## Required work
Look over the lines below. Report each one that includes the string "this".

** Begin Supplied entries **

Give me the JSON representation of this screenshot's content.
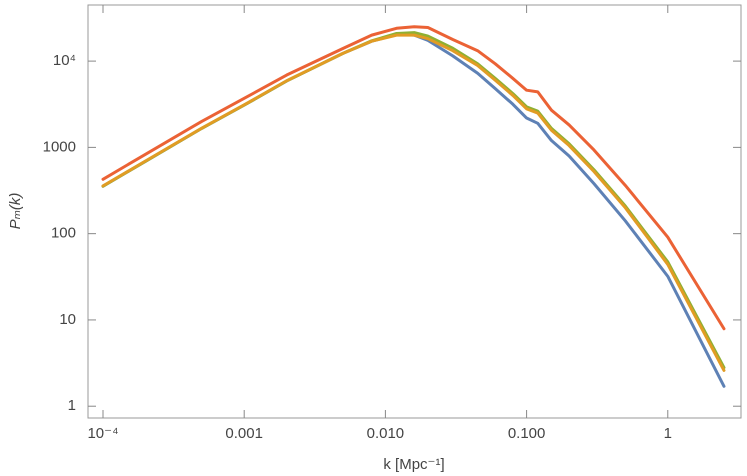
{
  "chart_data": {
    "type": "line",
    "x_label": "k [Mpc⁻¹]",
    "y_label": "Pₘ(k)",
    "x_log": true,
    "y_log": true,
    "xlim": [
      7.83e-05,
      3.3
    ],
    "ylim": [
      0.73,
      44700
    ],
    "xticks": [
      {
        "value": 0.0001,
        "label": "10⁻⁴"
      },
      0.001,
      {
        "value": 0.01,
        "label": "0.010"
      },
      {
        "value": 0.1,
        "label": "0.100"
      },
      1
    ],
    "yticks": [
      1,
      10,
      100,
      1000,
      {
        "value": 10000,
        "label": "10⁴"
      }
    ],
    "x": [
      0.0001,
      0.0002,
      0.0005,
      0.001,
      0.002,
      0.005,
      0.008,
      0.012,
      0.016,
      0.02,
      0.03,
      0.045,
      0.06,
      0.08,
      0.1,
      0.12,
      0.15,
      0.2,
      0.3,
      0.5,
      1,
      2.5
    ],
    "series": [
      {
        "color": "#5e81b5",
        "values": [
          355,
          690,
          1660,
          3090,
          5890,
          12300,
          17000,
          20400,
          20000,
          17400,
          11500,
          7240,
          4790,
          3160,
          2190,
          1900,
          1200,
          794,
          380,
          141,
          32,
          1.7
        ]
      },
      {
        "color": "#eb6235",
        "values": [
          427,
          832,
          2000,
          3700,
          6900,
          14000,
          20000,
          24000,
          25000,
          24500,
          17800,
          13200,
          9300,
          6300,
          4600,
          4400,
          2700,
          1820,
          933,
          363,
          91,
          7.9
        ]
      },
      {
        "color": "#8fb032",
        "values": [
          355,
          690,
          1660,
          3090,
          5890,
          12300,
          17200,
          20900,
          21400,
          19500,
          14100,
          9300,
          6300,
          4200,
          2950,
          2630,
          1660,
          1100,
          550,
          209,
          47,
          2.8
        ]
      },
      {
        "color": "#e19c24",
        "values": [
          358,
          695,
          1670,
          3110,
          5920,
          12300,
          17000,
          20000,
          20000,
          18200,
          13200,
          8900,
          6000,
          4000,
          2800,
          2500,
          1580,
          1050,
          525,
          200,
          44,
          2.6
        ]
      }
    ]
  }
}
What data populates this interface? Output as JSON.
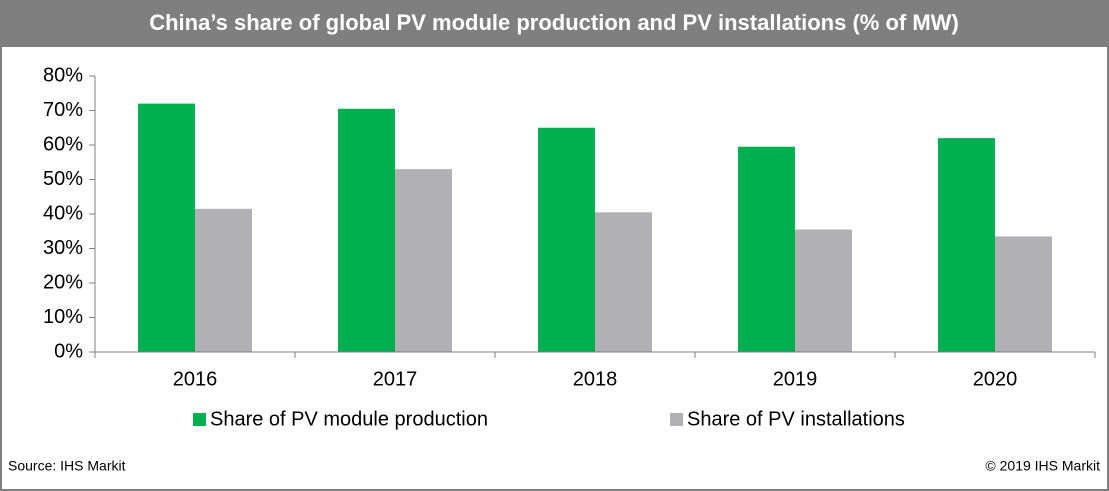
{
  "chart_data": {
    "type": "bar",
    "title": "China’s share of global PV module production and PV installations (% of MW)",
    "categories": [
      "2016",
      "2017",
      "2018",
      "2019",
      "2020"
    ],
    "series": [
      {
        "name": "Share of PV module production",
        "color": "#00b050",
        "values": [
          72,
          70.5,
          65,
          59.5,
          62
        ]
      },
      {
        "name": "Share of PV installations",
        "color": "#b1b1b5",
        "values": [
          41.5,
          53,
          40.5,
          35.5,
          33.5
        ]
      }
    ],
    "ylim": [
      0,
      80
    ],
    "yticks": [
      {
        "value": 0,
        "label": "0%"
      },
      {
        "value": 10,
        "label": "10%"
      },
      {
        "value": 20,
        "label": "20%"
      },
      {
        "value": 30,
        "label": "30%"
      },
      {
        "value": 40,
        "label": "40%"
      },
      {
        "value": 50,
        "label": "50%"
      },
      {
        "value": 60,
        "label": "60%"
      },
      {
        "value": 70,
        "label": "70%"
      },
      {
        "value": 80,
        "label": "80%"
      }
    ],
    "grid": false,
    "source": "Source: IHS Markit",
    "copyright": "© 2019 IHS Markit"
  }
}
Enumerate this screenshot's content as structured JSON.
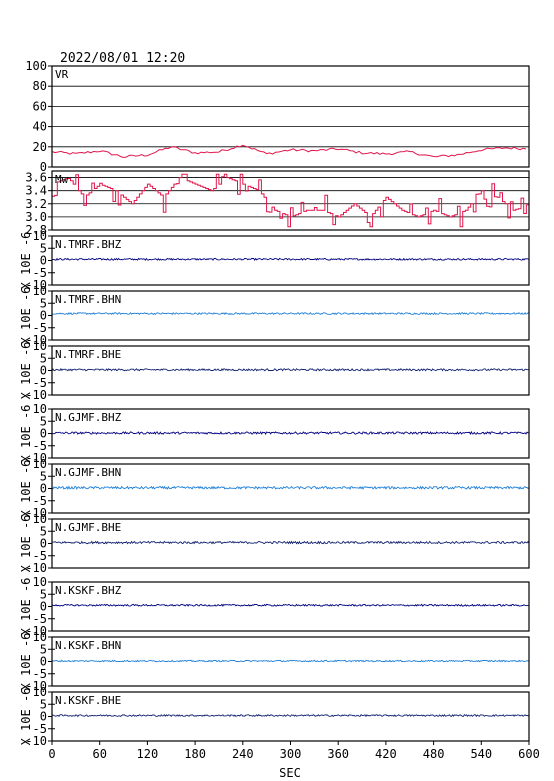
{
  "header": {
    "datetime": "2022/08/01 12:20"
  },
  "colors": {
    "vr": "#e0154a",
    "mw": "#e0154a",
    "dark_blue": "#000080",
    "light_blue": "#1e7fd8",
    "navy": "#102070",
    "frame": "#000000"
  },
  "chart_data": [
    {
      "type": "line",
      "panel": "vr",
      "label": "VR",
      "ylim": [
        0,
        100
      ],
      "yticks": [
        0,
        20,
        40,
        60,
        80,
        100
      ],
      "grid": true,
      "x_range": [
        0,
        600
      ],
      "series": [
        {
          "x": [
            0,
            30,
            60,
            90,
            120,
            150,
            180,
            210,
            240,
            270,
            300,
            330,
            360,
            390,
            420,
            450,
            480,
            510,
            540,
            570,
            600
          ],
          "values": [
            15,
            13,
            16,
            10,
            12,
            20,
            14,
            15,
            22,
            13,
            17,
            16,
            18,
            14,
            13,
            15,
            10,
            12,
            17,
            19,
            18
          ]
        }
      ]
    },
    {
      "type": "line",
      "panel": "mw",
      "label": "Mw",
      "ylim": [
        2.8,
        3.7
      ],
      "yticks": [
        2.8,
        3.0,
        3.2,
        3.4,
        3.6
      ],
      "grid": true,
      "x_range": [
        0,
        600
      ],
      "series": [
        {
          "x": [
            0,
            20,
            40,
            60,
            80,
            100,
            120,
            140,
            160,
            180,
            200,
            220,
            240,
            260,
            280,
            300,
            320,
            340,
            360,
            380,
            400,
            420,
            440,
            460,
            480,
            500,
            520,
            540,
            560,
            580,
            600
          ],
          "values": [
            3.5,
            3.6,
            3.3,
            3.5,
            3.4,
            3.2,
            3.5,
            3.3,
            3.6,
            3.5,
            3.4,
            3.6,
            3.5,
            3.4,
            3.1,
            3.0,
            3.1,
            3.1,
            3.0,
            3.2,
            3.0,
            3.3,
            3.1,
            3.0,
            3.1,
            3.0,
            3.1,
            3.4,
            3.3,
            3.1,
            3.2
          ]
        }
      ]
    },
    {
      "type": "line",
      "panel": "seismo",
      "label": "N.TMRF.BHZ",
      "color": "dark_blue",
      "ylim": [
        -10,
        10
      ],
      "yticks": [
        -10,
        -5,
        0,
        5,
        10
      ],
      "ylabel": "X 10E -6",
      "baseline": 0.5,
      "noise": 0.35
    },
    {
      "type": "line",
      "panel": "seismo",
      "label": "N.TMRF.BHN",
      "color": "light_blue",
      "ylim": [
        -10,
        10
      ],
      "yticks": [
        -10,
        -5,
        0,
        5,
        10
      ],
      "ylabel": "X 10E -6",
      "baseline": 0.8,
      "noise": 0.35
    },
    {
      "type": "line",
      "panel": "seismo",
      "label": "N.TMRF.BHE",
      "color": "navy",
      "ylim": [
        -10,
        10
      ],
      "yticks": [
        -10,
        -5,
        0,
        5,
        10
      ],
      "ylabel": "X 10E -6",
      "baseline": 0.3,
      "noise": 0.4
    },
    {
      "type": "line",
      "panel": "seismo",
      "label": "N.GJMF.BHZ",
      "color": "dark_blue",
      "ylim": [
        -10,
        10
      ],
      "yticks": [
        -10,
        -5,
        0,
        5,
        10
      ],
      "ylabel": "X 10E -6",
      "baseline": 0.2,
      "noise": 0.45
    },
    {
      "type": "line",
      "panel": "seismo",
      "label": "N.GJMF.BHN",
      "color": "light_blue",
      "ylim": [
        -10,
        10
      ],
      "yticks": [
        -10,
        -5,
        0,
        5,
        10
      ],
      "ylabel": "X 10E -6",
      "baseline": 0.3,
      "noise": 0.5
    },
    {
      "type": "line",
      "panel": "seismo",
      "label": "N.GJMF.BHE",
      "color": "navy",
      "ylim": [
        -10,
        10
      ],
      "yticks": [
        -10,
        -5,
        0,
        5,
        10
      ],
      "ylabel": "X 10E -6",
      "baseline": 0.4,
      "noise": 0.45
    },
    {
      "type": "line",
      "panel": "seismo",
      "label": "N.KSKF.BHZ",
      "color": "dark_blue",
      "ylim": [
        -10,
        10
      ],
      "yticks": [
        -10,
        -5,
        0,
        5,
        10
      ],
      "ylabel": "X 10E -6",
      "baseline": 0.5,
      "noise": 0.35
    },
    {
      "type": "line",
      "panel": "seismo",
      "label": "N.KSKF.BHN",
      "color": "light_blue",
      "ylim": [
        -10,
        10
      ],
      "yticks": [
        -10,
        -5,
        0,
        5,
        10
      ],
      "ylabel": "X 10E -6",
      "baseline": 0.2,
      "noise": 0.3
    },
    {
      "type": "line",
      "panel": "seismo",
      "label": "N.KSKF.BHE",
      "color": "navy",
      "ylim": [
        -10,
        10
      ],
      "yticks": [
        -10,
        -5,
        0,
        5,
        10
      ],
      "ylabel": "X 10E -6",
      "baseline": 0.4,
      "noise": 0.35
    }
  ],
  "x_axis": {
    "label": "SEC",
    "range": [
      0,
      600
    ],
    "ticks": [
      0,
      60,
      120,
      180,
      240,
      300,
      360,
      420,
      480,
      540,
      600
    ]
  }
}
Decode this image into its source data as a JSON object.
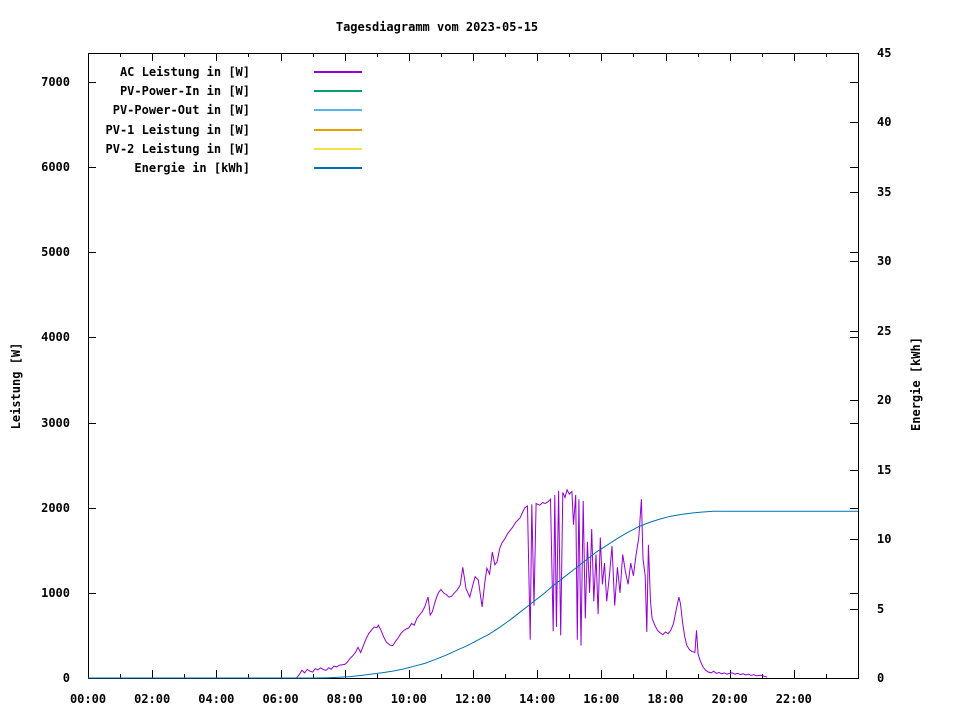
{
  "page": {
    "background": "#ffffff",
    "text_color": "#000000"
  },
  "chart_data": {
    "type": "line",
    "title": "Tagesdiagramm vom 2023-05-15",
    "grid": false,
    "legend_position": "inside-top-left",
    "x_axis": {
      "unit": "time (hh:mm)",
      "range_hours": [
        0,
        24
      ],
      "major_tick_labels": [
        "00:00",
        "02:00",
        "04:00",
        "06:00",
        "08:00",
        "10:00",
        "12:00",
        "14:00",
        "16:00",
        "18:00",
        "20:00",
        "22:00"
      ],
      "minor_tick_every_hours": 1
    },
    "y_axis_left": {
      "label": "Leistung [W]",
      "range": [
        0,
        7340
      ],
      "ticks": [
        0,
        1000,
        2000,
        3000,
        4000,
        5000,
        6000,
        7000
      ]
    },
    "y_axis_right": {
      "label": "Energie [kWh]",
      "range": [
        0,
        45
      ],
      "ticks": [
        0,
        5,
        10,
        15,
        20,
        25,
        30,
        35,
        40,
        45
      ]
    },
    "series": [
      {
        "name": "AC Leistung in [W]",
        "color": "#9400d3",
        "axis": "left",
        "drawn": true,
        "points": [
          [
            390,
            0
          ],
          [
            395,
            40
          ],
          [
            400,
            90
          ],
          [
            405,
            60
          ],
          [
            410,
            100
          ],
          [
            415,
            80
          ],
          [
            420,
            70
          ],
          [
            425,
            110
          ],
          [
            430,
            95
          ],
          [
            435,
            120
          ],
          [
            440,
            100
          ],
          [
            445,
            90
          ],
          [
            450,
            120
          ],
          [
            455,
            105
          ],
          [
            460,
            140
          ],
          [
            465,
            130
          ],
          [
            470,
            150
          ],
          [
            480,
            160
          ],
          [
            485,
            185
          ],
          [
            490,
            230
          ],
          [
            495,
            260
          ],
          [
            500,
            300
          ],
          [
            505,
            360
          ],
          [
            510,
            300
          ],
          [
            515,
            380
          ],
          [
            520,
            460
          ],
          [
            525,
            520
          ],
          [
            530,
            560
          ],
          [
            535,
            600
          ],
          [
            540,
            590
          ],
          [
            543,
            620
          ],
          [
            548,
            560
          ],
          [
            553,
            480
          ],
          [
            558,
            420
          ],
          [
            565,
            385
          ],
          [
            570,
            380
          ],
          [
            575,
            430
          ],
          [
            580,
            470
          ],
          [
            585,
            520
          ],
          [
            590,
            555
          ],
          [
            595,
            575
          ],
          [
            600,
            590
          ],
          [
            605,
            640
          ],
          [
            610,
            620
          ],
          [
            615,
            700
          ],
          [
            620,
            740
          ],
          [
            625,
            780
          ],
          [
            630,
            840
          ],
          [
            633,
            900
          ],
          [
            636,
            950
          ],
          [
            640,
            740
          ],
          [
            644,
            780
          ],
          [
            648,
            870
          ],
          [
            652,
            950
          ],
          [
            656,
            1010
          ],
          [
            660,
            1040
          ],
          [
            665,
            1000
          ],
          [
            670,
            980
          ],
          [
            675,
            950
          ],
          [
            680,
            960
          ],
          [
            685,
            1000
          ],
          [
            690,
            1030
          ],
          [
            696,
            1090
          ],
          [
            701,
            1300
          ],
          [
            707,
            1050
          ],
          [
            714,
            950
          ],
          [
            720,
            1100
          ],
          [
            724,
            1190
          ],
          [
            730,
            1150
          ],
          [
            737,
            835
          ],
          [
            742,
            1120
          ],
          [
            746,
            1290
          ],
          [
            751,
            1220
          ],
          [
            756,
            1480
          ],
          [
            761,
            1330
          ],
          [
            765,
            1365
          ],
          [
            770,
            1520
          ],
          [
            774,
            1585
          ],
          [
            780,
            1640
          ],
          [
            785,
            1700
          ],
          [
            793,
            1760
          ],
          [
            800,
            1830
          ],
          [
            808,
            1880
          ],
          [
            813,
            1950
          ],
          [
            817,
            2000
          ],
          [
            822,
            2020
          ],
          [
            827,
            450
          ],
          [
            830,
            2040
          ],
          [
            834,
            850
          ],
          [
            838,
            2050
          ],
          [
            845,
            2030
          ],
          [
            850,
            2060
          ],
          [
            855,
            2050
          ],
          [
            860,
            2070
          ],
          [
            865,
            2100
          ],
          [
            870,
            550
          ],
          [
            873,
            2150
          ],
          [
            876,
            600
          ],
          [
            880,
            2200
          ],
          [
            884,
            500
          ],
          [
            888,
            2180
          ],
          [
            892,
            2120
          ],
          [
            896,
            2210
          ],
          [
            900,
            2160
          ],
          [
            905,
            2190
          ],
          [
            908,
            1800
          ],
          [
            912,
            2150
          ],
          [
            915,
            450
          ],
          [
            918,
            2100
          ],
          [
            922,
            380
          ],
          [
            926,
            2080
          ],
          [
            930,
            700
          ],
          [
            934,
            1600
          ],
          [
            938,
            1000
          ],
          [
            942,
            1750
          ],
          [
            946,
            900
          ],
          [
            950,
            1450
          ],
          [
            954,
            750
          ],
          [
            958,
            1650
          ],
          [
            962,
            1100
          ],
          [
            966,
            1350
          ],
          [
            970,
            900
          ],
          [
            975,
            1200
          ],
          [
            980,
            1550
          ],
          [
            985,
            850
          ],
          [
            990,
            1300
          ],
          [
            995,
            1000
          ],
          [
            1000,
            1450
          ],
          [
            1005,
            1250
          ],
          [
            1010,
            1100
          ],
          [
            1015,
            1350
          ],
          [
            1020,
            1200
          ],
          [
            1025,
            1450
          ],
          [
            1030,
            1650
          ],
          [
            1035,
            2100
          ],
          [
            1038,
            1400
          ],
          [
            1042,
            1200
          ],
          [
            1045,
            540
          ],
          [
            1048,
            1565
          ],
          [
            1052,
            900
          ],
          [
            1055,
            700
          ],
          [
            1060,
            620
          ],
          [
            1065,
            560
          ],
          [
            1070,
            530
          ],
          [
            1075,
            510
          ],
          [
            1080,
            540
          ],
          [
            1085,
            520
          ],
          [
            1090,
            560
          ],
          [
            1095,
            640
          ],
          [
            1100,
            800
          ],
          [
            1105,
            950
          ],
          [
            1108,
            870
          ],
          [
            1112,
            650
          ],
          [
            1116,
            480
          ],
          [
            1120,
            380
          ],
          [
            1125,
            330
          ],
          [
            1130,
            310
          ],
          [
            1135,
            300
          ],
          [
            1138,
            560
          ],
          [
            1141,
            280
          ],
          [
            1145,
            200
          ],
          [
            1150,
            130
          ],
          [
            1155,
            90
          ],
          [
            1160,
            70
          ],
          [
            1165,
            60
          ],
          [
            1170,
            80
          ],
          [
            1175,
            55
          ],
          [
            1180,
            65
          ],
          [
            1185,
            50
          ],
          [
            1190,
            60
          ],
          [
            1195,
            45
          ],
          [
            1200,
            55
          ],
          [
            1205,
            60
          ],
          [
            1210,
            45
          ],
          [
            1215,
            55
          ],
          [
            1220,
            40
          ],
          [
            1225,
            50
          ],
          [
            1230,
            35
          ],
          [
            1235,
            45
          ],
          [
            1240,
            30
          ],
          [
            1245,
            40
          ],
          [
            1250,
            25
          ],
          [
            1255,
            30
          ],
          [
            1260,
            30
          ],
          [
            1265,
            20
          ],
          [
            1270,
            10
          ]
        ]
      },
      {
        "name": "PV-Power-In in [W]",
        "color": "#009e73",
        "axis": "left",
        "drawn": false,
        "points": []
      },
      {
        "name": "PV-Power-Out in [W]",
        "color": "#56b4e9",
        "axis": "left",
        "drawn": false,
        "points": []
      },
      {
        "name": "PV-1 Leistung in [W]",
        "color": "#e69f00",
        "axis": "left",
        "drawn": false,
        "points": []
      },
      {
        "name": "PV-2 Leistung in [W]",
        "color": "#f0e442",
        "axis": "left",
        "drawn": false,
        "points": []
      },
      {
        "name": "Energie in [kWh]",
        "color": "#0072b2",
        "axis": "right",
        "drawn": true,
        "points": [
          [
            0,
            0
          ],
          [
            60,
            0
          ],
          [
            120,
            0
          ],
          [
            180,
            0
          ],
          [
            240,
            0
          ],
          [
            300,
            0
          ],
          [
            360,
            0
          ],
          [
            420,
            0
          ],
          [
            450,
            0.02
          ],
          [
            470,
            0.05
          ],
          [
            490,
            0.1
          ],
          [
            510,
            0.18
          ],
          [
            530,
            0.28
          ],
          [
            550,
            0.38
          ],
          [
            570,
            0.5
          ],
          [
            590,
            0.65
          ],
          [
            610,
            0.85
          ],
          [
            630,
            1.05
          ],
          [
            650,
            1.35
          ],
          [
            670,
            1.65
          ],
          [
            690,
            2.0
          ],
          [
            710,
            2.35
          ],
          [
            730,
            2.75
          ],
          [
            750,
            3.15
          ],
          [
            770,
            3.65
          ],
          [
            790,
            4.2
          ],
          [
            810,
            4.8
          ],
          [
            830,
            5.4
          ],
          [
            850,
            6.0
          ],
          [
            870,
            6.65
          ],
          [
            890,
            7.25
          ],
          [
            910,
            7.85
          ],
          [
            930,
            8.45
          ],
          [
            950,
            9.05
          ],
          [
            970,
            9.55
          ],
          [
            990,
            10.05
          ],
          [
            1010,
            10.5
          ],
          [
            1030,
            10.9
          ],
          [
            1050,
            11.2
          ],
          [
            1070,
            11.45
          ],
          [
            1090,
            11.65
          ],
          [
            1110,
            11.78
          ],
          [
            1130,
            11.88
          ],
          [
            1150,
            11.95
          ],
          [
            1170,
            12.0
          ],
          [
            1200,
            12.0
          ],
          [
            1260,
            12.0
          ],
          [
            1320,
            12.0
          ],
          [
            1380,
            12.0
          ],
          [
            1440,
            12.0
          ]
        ]
      }
    ]
  }
}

** End Supplied entries **

## Task result
Give me the JSON representation of this screenshot's content.
What data populates this interface? Output as JSON.
Enumerate this screenshot's content as structured JSON.
Decode this image into its source data as a JSON object.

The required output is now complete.